Records from a dataset:
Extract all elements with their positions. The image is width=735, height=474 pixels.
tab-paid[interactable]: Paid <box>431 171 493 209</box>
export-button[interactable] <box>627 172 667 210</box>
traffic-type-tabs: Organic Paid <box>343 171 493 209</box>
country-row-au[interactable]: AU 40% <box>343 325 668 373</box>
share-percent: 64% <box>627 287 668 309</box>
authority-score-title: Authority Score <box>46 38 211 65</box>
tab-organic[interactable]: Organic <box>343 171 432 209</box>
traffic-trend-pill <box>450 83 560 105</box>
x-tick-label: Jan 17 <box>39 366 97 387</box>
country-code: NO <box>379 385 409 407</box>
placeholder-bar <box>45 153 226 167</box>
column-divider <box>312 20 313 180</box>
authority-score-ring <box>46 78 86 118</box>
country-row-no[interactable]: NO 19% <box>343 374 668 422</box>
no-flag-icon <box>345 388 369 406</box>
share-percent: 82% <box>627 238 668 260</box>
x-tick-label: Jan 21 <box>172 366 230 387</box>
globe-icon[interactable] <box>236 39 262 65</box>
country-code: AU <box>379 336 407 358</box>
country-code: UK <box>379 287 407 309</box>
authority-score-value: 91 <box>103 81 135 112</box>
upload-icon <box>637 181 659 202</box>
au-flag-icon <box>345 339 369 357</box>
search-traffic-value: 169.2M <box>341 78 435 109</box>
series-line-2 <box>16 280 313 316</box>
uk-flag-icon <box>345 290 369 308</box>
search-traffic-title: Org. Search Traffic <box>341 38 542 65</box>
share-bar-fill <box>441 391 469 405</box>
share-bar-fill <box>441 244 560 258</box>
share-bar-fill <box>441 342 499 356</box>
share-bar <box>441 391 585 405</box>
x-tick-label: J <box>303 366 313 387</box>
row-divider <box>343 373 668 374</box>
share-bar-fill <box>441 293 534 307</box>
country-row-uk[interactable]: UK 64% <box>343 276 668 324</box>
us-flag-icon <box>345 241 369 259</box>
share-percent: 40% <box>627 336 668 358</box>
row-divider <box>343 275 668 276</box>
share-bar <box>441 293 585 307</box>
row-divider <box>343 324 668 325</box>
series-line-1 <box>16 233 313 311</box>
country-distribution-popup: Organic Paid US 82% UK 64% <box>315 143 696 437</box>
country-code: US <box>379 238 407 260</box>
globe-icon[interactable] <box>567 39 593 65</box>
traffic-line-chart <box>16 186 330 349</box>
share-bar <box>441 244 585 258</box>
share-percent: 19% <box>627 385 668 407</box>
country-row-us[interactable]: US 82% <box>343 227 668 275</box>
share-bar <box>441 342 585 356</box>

---

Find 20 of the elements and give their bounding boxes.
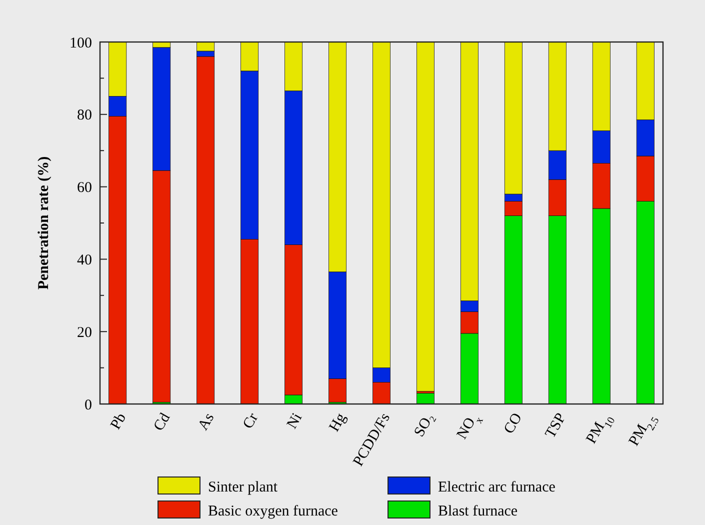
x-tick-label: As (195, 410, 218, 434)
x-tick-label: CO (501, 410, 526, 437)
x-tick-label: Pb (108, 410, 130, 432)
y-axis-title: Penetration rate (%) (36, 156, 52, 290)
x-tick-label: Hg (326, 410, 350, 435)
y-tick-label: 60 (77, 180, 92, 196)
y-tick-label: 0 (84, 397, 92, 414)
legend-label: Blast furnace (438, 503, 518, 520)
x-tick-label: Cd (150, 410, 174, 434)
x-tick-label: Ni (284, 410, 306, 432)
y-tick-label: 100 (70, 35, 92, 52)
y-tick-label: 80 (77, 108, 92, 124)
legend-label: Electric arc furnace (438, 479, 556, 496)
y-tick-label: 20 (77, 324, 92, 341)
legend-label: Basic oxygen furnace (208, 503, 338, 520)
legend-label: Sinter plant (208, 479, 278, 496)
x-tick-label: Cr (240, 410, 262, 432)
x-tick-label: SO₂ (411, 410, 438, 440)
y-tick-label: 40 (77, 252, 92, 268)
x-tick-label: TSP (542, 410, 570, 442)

--

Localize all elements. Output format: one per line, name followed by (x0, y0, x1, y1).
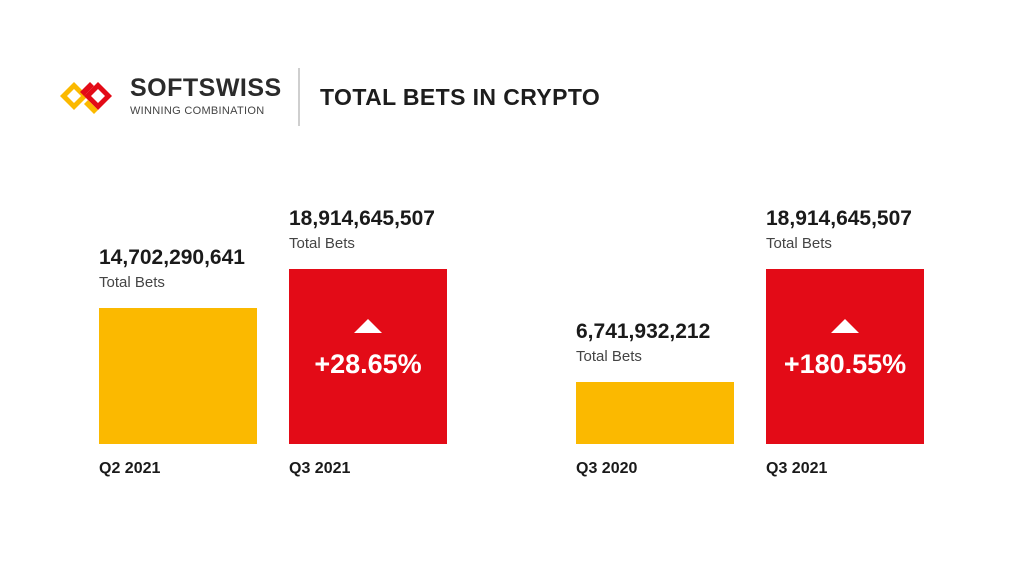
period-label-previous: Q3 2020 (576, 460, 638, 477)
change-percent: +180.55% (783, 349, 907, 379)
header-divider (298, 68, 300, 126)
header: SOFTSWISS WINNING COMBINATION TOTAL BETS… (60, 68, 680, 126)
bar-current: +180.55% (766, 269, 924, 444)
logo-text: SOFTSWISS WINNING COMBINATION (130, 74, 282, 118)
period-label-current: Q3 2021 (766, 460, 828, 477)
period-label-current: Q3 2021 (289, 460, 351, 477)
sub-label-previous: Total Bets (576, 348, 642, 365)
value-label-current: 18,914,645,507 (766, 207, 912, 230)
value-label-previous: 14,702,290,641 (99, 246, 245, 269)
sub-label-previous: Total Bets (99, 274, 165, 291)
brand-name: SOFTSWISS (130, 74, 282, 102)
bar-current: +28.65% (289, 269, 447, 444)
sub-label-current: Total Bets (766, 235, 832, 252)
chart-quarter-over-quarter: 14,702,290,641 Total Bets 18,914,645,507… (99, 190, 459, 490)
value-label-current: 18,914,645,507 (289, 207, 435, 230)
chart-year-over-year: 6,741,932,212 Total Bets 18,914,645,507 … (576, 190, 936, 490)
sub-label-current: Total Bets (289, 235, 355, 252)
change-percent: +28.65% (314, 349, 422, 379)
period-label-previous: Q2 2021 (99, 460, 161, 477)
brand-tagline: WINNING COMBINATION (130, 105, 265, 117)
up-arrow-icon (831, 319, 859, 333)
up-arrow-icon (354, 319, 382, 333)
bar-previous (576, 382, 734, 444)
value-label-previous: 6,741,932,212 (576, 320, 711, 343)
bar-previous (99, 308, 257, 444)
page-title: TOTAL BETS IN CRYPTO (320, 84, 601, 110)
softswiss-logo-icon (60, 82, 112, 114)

▶ Directions for this task:
Please begin at the line that has "Extract all elements" and stop after the line that has "authority-score-title: Authority Score". Give those lines again with "export-button" switched to "download-button" and everything else kept the same.

▶ Written solution:
Extract all elements with their positions. The image is width=735, height=474 pixels.
tab-paid[interactable]: Paid <box>431 171 493 209</box>
download-button[interactable] <box>627 172 667 210</box>
traffic-type-tabs: Organic Paid <box>343 171 493 209</box>
country-row-au[interactable]: AU 40% <box>343 325 668 373</box>
share-percent: 64% <box>627 287 668 309</box>
authority-score-title: Authority Score <box>46 38 211 65</box>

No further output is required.